- [PROBLEM TO SOLVE] Write out every entry exactly as given, but omit the pictures.

- [INFORMATION PROVIDED]
· · · · ·

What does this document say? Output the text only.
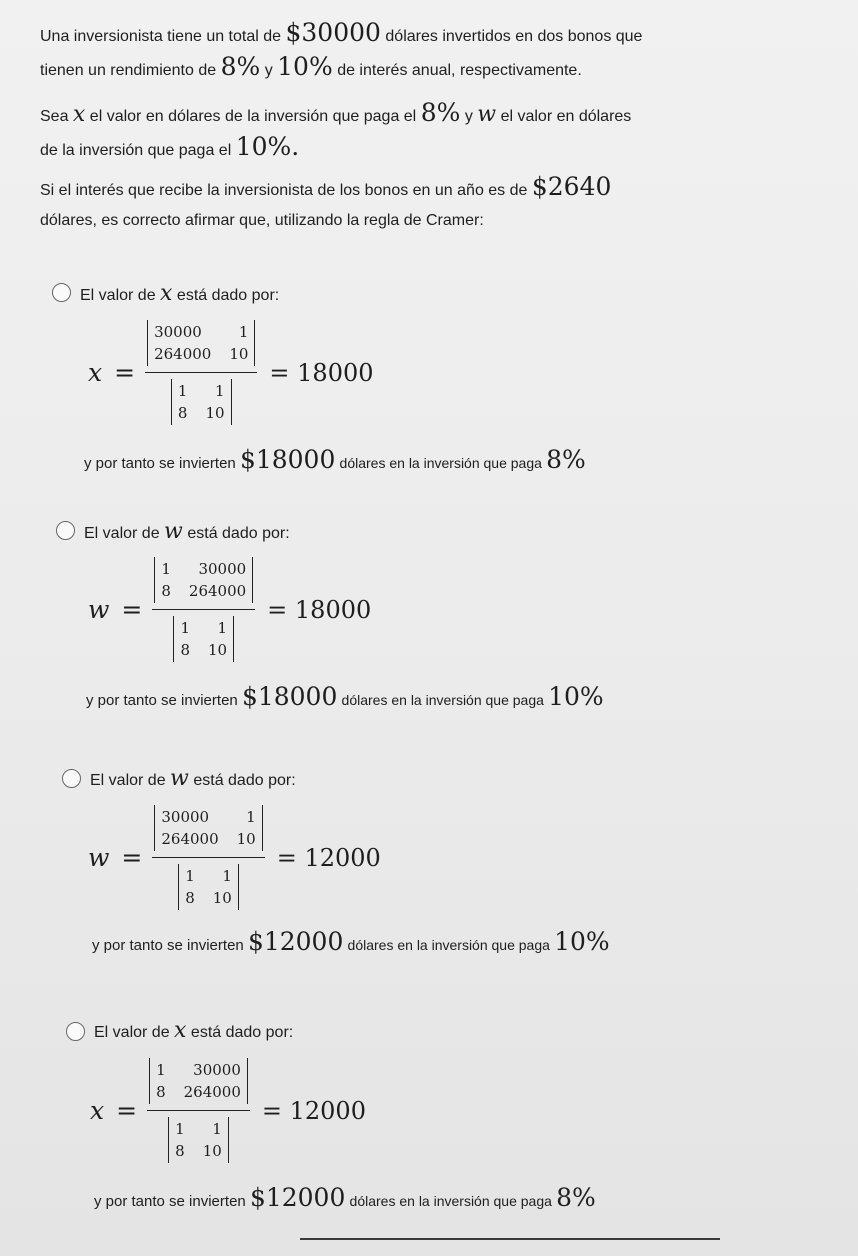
Una inversionista tiene un total de $30000 dólares invertidos en dos bonos que
tienen un rendimiento de 8% y 10% de interés anual, respectivamente.

Sea x el valor en dólares de la inversión que paga el 8% y w el valor en dólares
de la inversión que paga el 10%.

Si el interés que recibe la inversionista de los bonos en un año es de $2640
dólares, es correcto afirmar que, utilizando la regla de Cramer:

El valor de x está dado por:
x = 30000 1
264000 10
1 1
8 10 = 18000
y por tanto se invierten $18000 dólares en la inversión que paga 8%
El valor de w está dado por:
w = 1 30000
8 264000
1 1
8 10 = 18000
y por tanto se invierten $18000 dólares en la inversión que paga 10%
El valor de w está dado por:
w = 30000 1
264000 10
1 1
8 10 = 12000
y por tanto se invierten $12000 dólares en la inversión que paga 10%
El valor de x está dado por:
x = 1 30000
8 264000
1 1
8 10 = 12000
y por tanto se invierten $12000 dólares en la inversión que paga 8%
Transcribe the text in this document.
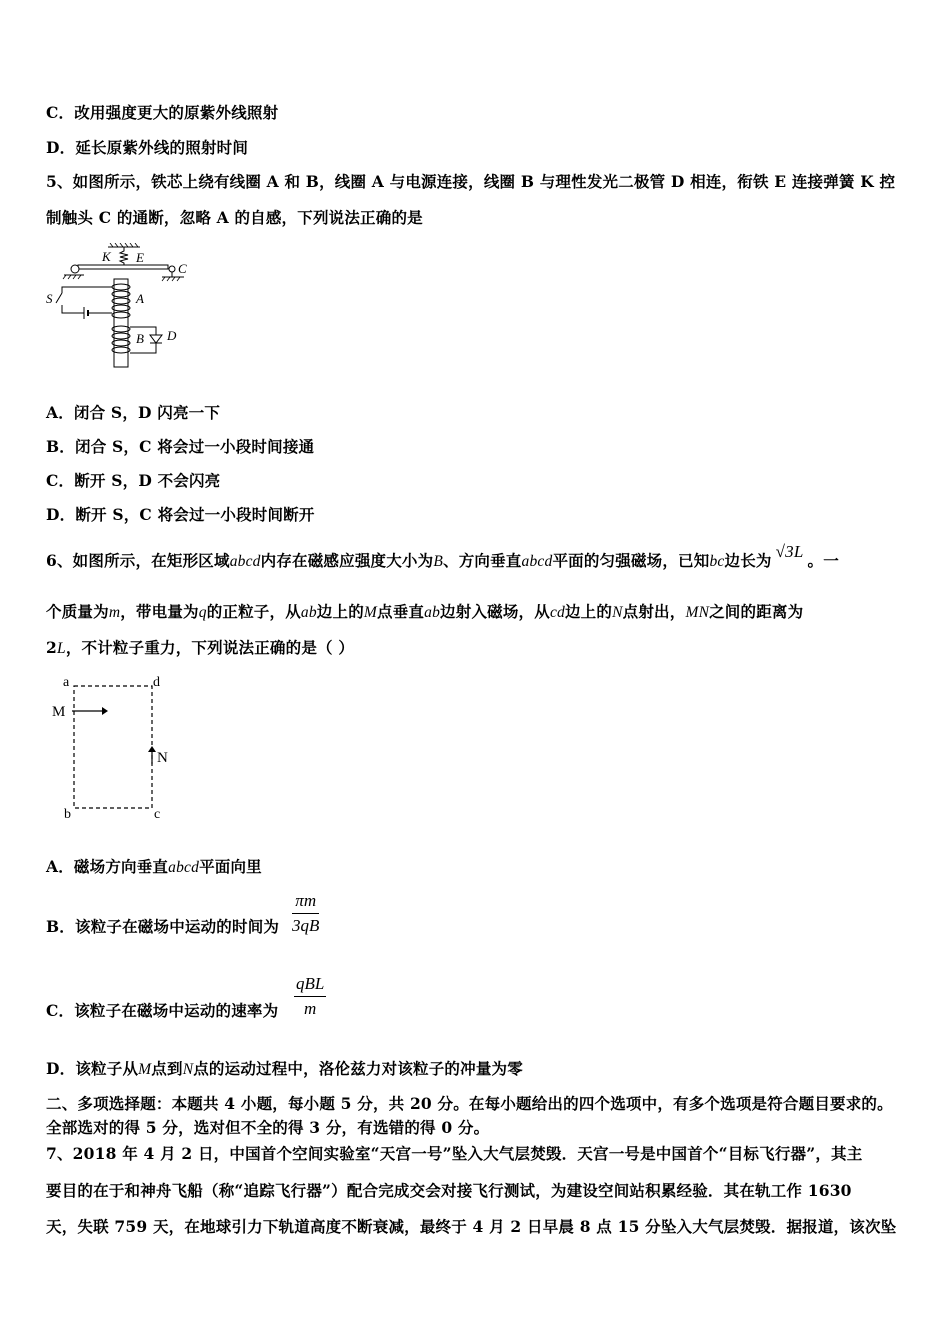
C．改用强度更大的原紫外线照射
D．延长原紫外线的照射时间
5、如图所示，铁芯上绕有线圈 A 和 B，线圈 A 与电源连接，线圈 B 与理性发光二极管 D 相连，衔铁 E 连接弹簧 K 控
制触头 C 的通断，忽略 A 的自感，下列说法正确的是
K E
C
A
S
B D
A．闭合 S，D 闪亮一下
B．闭合 S，C 将会过一小段时间接通
C．断开 S，D 不会闪亮
D．断开 S，C 将会过一小段时间断开
6、如图所示，在矩形区域abcd内存在磁感应强度大小为B、方向垂直abcd平面的匀强磁场，已知bc边长为 √3L 。一
个质量为m，带电量为q的正粒子，从ab边上的M点垂直ab边射入磁场，从cd边上的N点射出，MN之间的距离为
2L，不计粒子重力，下列说法正确的是（ ）
a	d
b	c
M
N
A．磁场方向垂直abcd平面向里
B．该粒子在磁场中运动的时间为
πm
3qB
C．该粒子在磁场中运动的速率为
qBL
m
D．该粒子从M点到N点的运动过程中，洛伦兹力对该粒子的冲量为零
二、多项选择题：本题共 4 小题，每小题 5 分，共 20 分。在每小题给出的四个选项中，有多个选项是符合题目要求的。
全部选对的得 5 分，选对但不全的得 3 分，有选错的得 0 分。
7、2018 年 4 月 2 日，中国首个空间实验室“天宫一号”坠入大气层焚毁．天宫一号是中国首个“目标飞行器”，其主
要目的在于和神舟飞船（称“追踪飞行器”）配合完成交会对接飞行测试，为建设空间站积累经验．其在轨工作 1630
天，失联 759 天，在地球引力下轨道高度不断衰减，最终于 4 月 2 日早晨 8 点 15 分坠入大气层焚毁．据报道，该次坠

· · · · ·

- [EXERCISE SOLUTION]
What does this document say? Output the text only.
Una inversionista tiene un total de $30000 dólares invertidos en dos bonos que
tienen un rendimiento de 8% y 10% de interés anual, respectivamente.

Sea x el valor en dólares de la inversión que paga el 8% y w el valor en dólares
de la inversión que paga el 10%.

Si el interés que recibe la inversionista de los bonos en un año es de $2640
dólares, es correcto afirmar que, utilizando la regla de Cramer:

El valor de x está dado por:
x = 30000 1
264000 10
1 1
8 10 = 18000
y por tanto se invierten $18000 dólares en la inversión que paga 8%
El valor de w está dado por:
w = 1 30000
8 264000
1 1
8 10 = 18000
y por tanto se invierten $18000 dólares en la inversión que paga 10%
El valor de w está dado por:
w = 30000 1
264000 10
1 1
8 10 = 12000
y por tanto se invierten $12000 dólares en la inversión que paga 10%
El valor de x está dado por:
x = 1 30000
8 264000
1 1
8 10 = 12000
y por tanto se invierten $12000 dólares en la inversión que paga 8%
Transcribe the text in this document.
C．改用强度更大的原紫外线照射
D．延长原紫外线的照射时间
5、如图所示，铁芯上绕有线圈 A 和 B，线圈 A 与电源连接，线圈 B 与理性发光二极管 D 相连，衔铁 E 连接弹簧 K 控
制触头 C 的通断，忽略 A 的自感，下列说法正确的是
K E
C
A
S
B D
A．闭合 S，D 闪亮一下
B．闭合 S，C 将会过一小段时间接通
C．断开 S，D 不会闪亮
D．断开 S，C 将会过一小段时间断开
6、如图所示，在矩形区域abcd内存在磁感应强度大小为B、方向垂直abcd平面的匀强磁场，已知bc边长为 √3L 。一
个质量为m，带电量为q的正粒子，从ab边上的M点垂直ab边射入磁场，从cd边上的N点射出，MN之间的距离为
2L，不计粒子重力，下列说法正确的是（ ）
a	d
b	c
M
N
A．磁场方向垂直abcd平面向里
B．该粒子在磁场中运动的时间为
πm
3qB
C．该粒子在磁场中运动的速率为
qBL
m
D．该粒子从M点到N点的运动过程中，洛伦兹力对该粒子的冲量为零
二、多项选择题：本题共 4 小题，每小题 5 分，共 20 分。在每小题给出的四个选项中，有多个选项是符合题目要求的。
全部选对的得 5 分，选对但不全的得 3 分，有选错的得 0 分。
7、2018 年 4 月 2 日，中国首个空间实验室“天宫一号”坠入大气层焚毁．天宫一号是中国首个“目标飞行器”，其主
要目的在于和神舟飞船（称“追踪飞行器”）配合完成交会对接飞行测试，为建设空间站积累经验．其在轨工作 1630
天，失联 759 天，在地球引力下轨道高度不断衰减，最终于 4 月 2 日早晨 8 点 15 分坠入大气层焚毁．据报道，该次坠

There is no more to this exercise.